# EXERCISE:
Look for "Convert this document image to plain text." in the listing below, then copy exactly the line it appears in and all lines after it to the end, and nothing more.

# Dataset items:
= = = = =

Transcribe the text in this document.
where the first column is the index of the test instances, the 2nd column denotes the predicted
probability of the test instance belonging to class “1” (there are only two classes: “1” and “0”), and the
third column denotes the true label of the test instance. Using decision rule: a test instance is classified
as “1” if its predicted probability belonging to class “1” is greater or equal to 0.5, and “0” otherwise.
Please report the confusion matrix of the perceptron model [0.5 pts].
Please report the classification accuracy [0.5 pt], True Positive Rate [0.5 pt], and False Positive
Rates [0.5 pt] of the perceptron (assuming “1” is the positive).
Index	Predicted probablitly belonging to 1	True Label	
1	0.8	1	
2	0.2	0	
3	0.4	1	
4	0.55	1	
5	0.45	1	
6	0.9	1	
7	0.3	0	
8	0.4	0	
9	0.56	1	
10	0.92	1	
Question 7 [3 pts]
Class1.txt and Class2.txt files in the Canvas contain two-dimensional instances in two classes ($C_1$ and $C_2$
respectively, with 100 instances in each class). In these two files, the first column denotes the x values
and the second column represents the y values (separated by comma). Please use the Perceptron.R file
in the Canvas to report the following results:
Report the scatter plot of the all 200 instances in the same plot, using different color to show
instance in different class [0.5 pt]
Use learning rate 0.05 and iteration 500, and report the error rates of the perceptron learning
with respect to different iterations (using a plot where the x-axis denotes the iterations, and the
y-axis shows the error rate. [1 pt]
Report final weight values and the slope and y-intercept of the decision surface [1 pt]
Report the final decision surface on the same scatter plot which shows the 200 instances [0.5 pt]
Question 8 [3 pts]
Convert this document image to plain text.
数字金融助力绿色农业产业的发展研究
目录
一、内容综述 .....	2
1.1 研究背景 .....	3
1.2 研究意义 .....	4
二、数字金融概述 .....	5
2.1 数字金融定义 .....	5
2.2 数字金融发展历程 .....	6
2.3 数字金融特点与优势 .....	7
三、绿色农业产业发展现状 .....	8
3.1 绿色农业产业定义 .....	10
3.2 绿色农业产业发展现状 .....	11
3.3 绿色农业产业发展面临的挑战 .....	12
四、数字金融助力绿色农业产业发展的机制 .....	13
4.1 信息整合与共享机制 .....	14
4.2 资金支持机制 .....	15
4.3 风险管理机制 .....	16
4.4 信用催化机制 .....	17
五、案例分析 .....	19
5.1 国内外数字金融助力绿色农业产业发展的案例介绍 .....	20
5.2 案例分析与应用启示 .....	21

= = = = =

# EXERCISE ANSWER:
Convert this document image to plain text.
数字金融助力绿色农业产业的发展研究
目录
一、内容综述 .....	2
1.1 研究背景 .....	3
1.2 研究意义 .....	4
二、数字金融概述 .....	5
2.1 数字金融定义 .....	5
2.2 数字金融发展历程 .....	6
2.3 数字金融特点与优势 .....	7
三、绿色农业产业发展现状 .....	8
3.1 绿色农业产业定义 .....	10
3.2 绿色农业产业发展现状 .....	11
3.3 绿色农业产业发展面临的挑战 .....	12
四、数字金融助力绿色农业产业发展的机制 .....	13
4.1 信息整合与共享机制 .....	14
4.2 资金支持机制 .....	15
4.3 风险管理机制 .....	16
4.4 信用催化机制 .....	17
五、案例分析 .....	19
5.1 国内外数字金融助力绿色农业产业发展的案例介绍 .....	20
5.2 案例分析与应用启示 .....	21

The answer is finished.